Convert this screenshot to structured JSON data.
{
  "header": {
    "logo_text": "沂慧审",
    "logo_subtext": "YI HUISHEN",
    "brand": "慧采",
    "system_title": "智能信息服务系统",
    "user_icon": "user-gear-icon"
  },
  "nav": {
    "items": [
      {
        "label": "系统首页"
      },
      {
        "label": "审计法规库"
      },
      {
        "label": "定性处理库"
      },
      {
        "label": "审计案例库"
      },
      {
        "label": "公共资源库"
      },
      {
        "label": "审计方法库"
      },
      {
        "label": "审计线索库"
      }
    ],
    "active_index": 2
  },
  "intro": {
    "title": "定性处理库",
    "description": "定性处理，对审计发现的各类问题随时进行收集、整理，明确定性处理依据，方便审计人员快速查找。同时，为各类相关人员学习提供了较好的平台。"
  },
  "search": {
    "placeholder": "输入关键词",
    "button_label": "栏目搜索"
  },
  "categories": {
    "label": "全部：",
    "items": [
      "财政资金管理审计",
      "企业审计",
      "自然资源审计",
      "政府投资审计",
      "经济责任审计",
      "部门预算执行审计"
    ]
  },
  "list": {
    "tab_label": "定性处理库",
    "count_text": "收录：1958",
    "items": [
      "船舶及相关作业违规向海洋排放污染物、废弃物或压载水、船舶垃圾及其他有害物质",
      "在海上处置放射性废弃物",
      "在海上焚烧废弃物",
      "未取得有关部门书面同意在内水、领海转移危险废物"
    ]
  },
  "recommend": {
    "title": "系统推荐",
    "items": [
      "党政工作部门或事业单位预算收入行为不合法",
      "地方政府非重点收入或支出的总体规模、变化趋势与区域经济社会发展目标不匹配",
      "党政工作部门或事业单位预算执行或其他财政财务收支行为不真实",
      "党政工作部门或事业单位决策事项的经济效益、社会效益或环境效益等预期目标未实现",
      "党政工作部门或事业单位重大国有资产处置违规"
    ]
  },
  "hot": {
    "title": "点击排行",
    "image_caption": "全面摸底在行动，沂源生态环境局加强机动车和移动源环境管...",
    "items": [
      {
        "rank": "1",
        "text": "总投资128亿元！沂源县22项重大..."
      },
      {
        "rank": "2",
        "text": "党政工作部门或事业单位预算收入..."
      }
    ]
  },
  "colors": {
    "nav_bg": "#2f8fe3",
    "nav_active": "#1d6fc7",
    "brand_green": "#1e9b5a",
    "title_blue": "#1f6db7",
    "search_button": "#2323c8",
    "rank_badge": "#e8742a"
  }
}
──────────
**What the task asks**
Among the entries above, how many lines include the word "定性处理库"? Reply with the number only.

**Complete response**
3